→ **TASK BRIEF**
Retype all of the data exactly as given.

(Collected data)
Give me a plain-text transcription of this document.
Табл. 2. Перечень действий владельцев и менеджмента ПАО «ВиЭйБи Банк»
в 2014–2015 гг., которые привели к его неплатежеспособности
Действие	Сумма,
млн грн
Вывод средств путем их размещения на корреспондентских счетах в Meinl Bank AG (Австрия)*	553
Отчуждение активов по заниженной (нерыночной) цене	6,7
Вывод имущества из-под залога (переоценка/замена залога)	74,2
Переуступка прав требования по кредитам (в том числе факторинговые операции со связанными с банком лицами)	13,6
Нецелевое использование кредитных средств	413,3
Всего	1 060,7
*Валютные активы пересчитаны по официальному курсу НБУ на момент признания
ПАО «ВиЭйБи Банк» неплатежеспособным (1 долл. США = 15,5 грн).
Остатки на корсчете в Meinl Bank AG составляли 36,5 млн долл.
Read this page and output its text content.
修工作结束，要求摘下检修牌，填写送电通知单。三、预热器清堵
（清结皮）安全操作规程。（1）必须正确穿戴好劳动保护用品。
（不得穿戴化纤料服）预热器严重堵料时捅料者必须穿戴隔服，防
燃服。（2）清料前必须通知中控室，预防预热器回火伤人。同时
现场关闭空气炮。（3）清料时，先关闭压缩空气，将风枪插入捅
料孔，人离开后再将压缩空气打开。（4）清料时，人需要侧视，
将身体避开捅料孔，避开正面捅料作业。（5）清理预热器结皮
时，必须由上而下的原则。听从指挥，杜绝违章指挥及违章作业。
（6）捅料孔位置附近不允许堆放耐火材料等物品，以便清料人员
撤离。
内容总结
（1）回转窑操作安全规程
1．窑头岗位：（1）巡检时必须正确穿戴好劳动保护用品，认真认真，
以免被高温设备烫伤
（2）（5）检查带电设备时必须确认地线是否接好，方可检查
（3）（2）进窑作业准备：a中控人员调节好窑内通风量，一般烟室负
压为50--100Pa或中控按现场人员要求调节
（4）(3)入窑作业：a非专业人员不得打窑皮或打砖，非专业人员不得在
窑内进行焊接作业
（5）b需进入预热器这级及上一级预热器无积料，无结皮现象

→ **ANSWER TO THE TASK**
Give me a plain-text transcription of this document.
Табл. 2. Перечень действий владельцев и менеджмента ПАО «ВиЭйБи Банк»
в 2014–2015 гг., которые привели к его неплатежеспособности
Действие	Сумма,
млн грн
Вывод средств путем их размещения на корреспондентских счетах в Meinl Bank AG (Австрия)*	553
Отчуждение активов по заниженной (нерыночной) цене	6,7
Вывод имущества из-под залога (переоценка/замена залога)	74,2
Переуступка прав требования по кредитам (в том числе факторинговые операции со связанными с банком лицами)	13,6
Нецелевое использование кредитных средств	413,3
Всего	1 060,7
*Валютные активы пересчитаны по официальному курсу НБУ на момент признания
ПАО «ВиЭйБи Банк» неплатежеспособным (1 долл. США = 15,5 грн).
Остатки на корсчете в Meinl Bank AG составляли 36,5 млн долл.
Read this page and output its text content.
修工作结束，要求摘下检修牌，填写送电通知单。三、预热器清堵
（清结皮）安全操作规程。（1）必须正确穿戴好劳动保护用品。
（不得穿戴化纤料服）预热器严重堵料时捅料者必须穿戴隔服，防
燃服。（2）清料前必须通知中控室，预防预热器回火伤人。同时
现场关闭空气炮。（3）清料时，先关闭压缩空气，将风枪插入捅
料孔，人离开后再将压缩空气打开。（4）清料时，人需要侧视，
将身体避开捅料孔，避开正面捅料作业。（5）清理预热器结皮
时，必须由上而下的原则。听从指挥，杜绝违章指挥及违章作业。
（6）捅料孔位置附近不允许堆放耐火材料等物品，以便清料人员
撤离。
内容总结
（1）回转窑操作安全规程
1．窑头岗位：（1）巡检时必须正确穿戴好劳动保护用品，认真认真，
以免被高温设备烫伤
（2）（5）检查带电设备时必须确认地线是否接好，方可检查
（3）（2）进窑作业准备：a中控人员调节好窑内通风量，一般烟室负
压为50--100Pa或中控按现场人员要求调节
（4）(3)入窑作业：a非专业人员不得打窑皮或打砖，非专业人员不得在
窑内进行焊接作业
（5）b需进入预热器这级及上一级预热器无积料，无结皮现象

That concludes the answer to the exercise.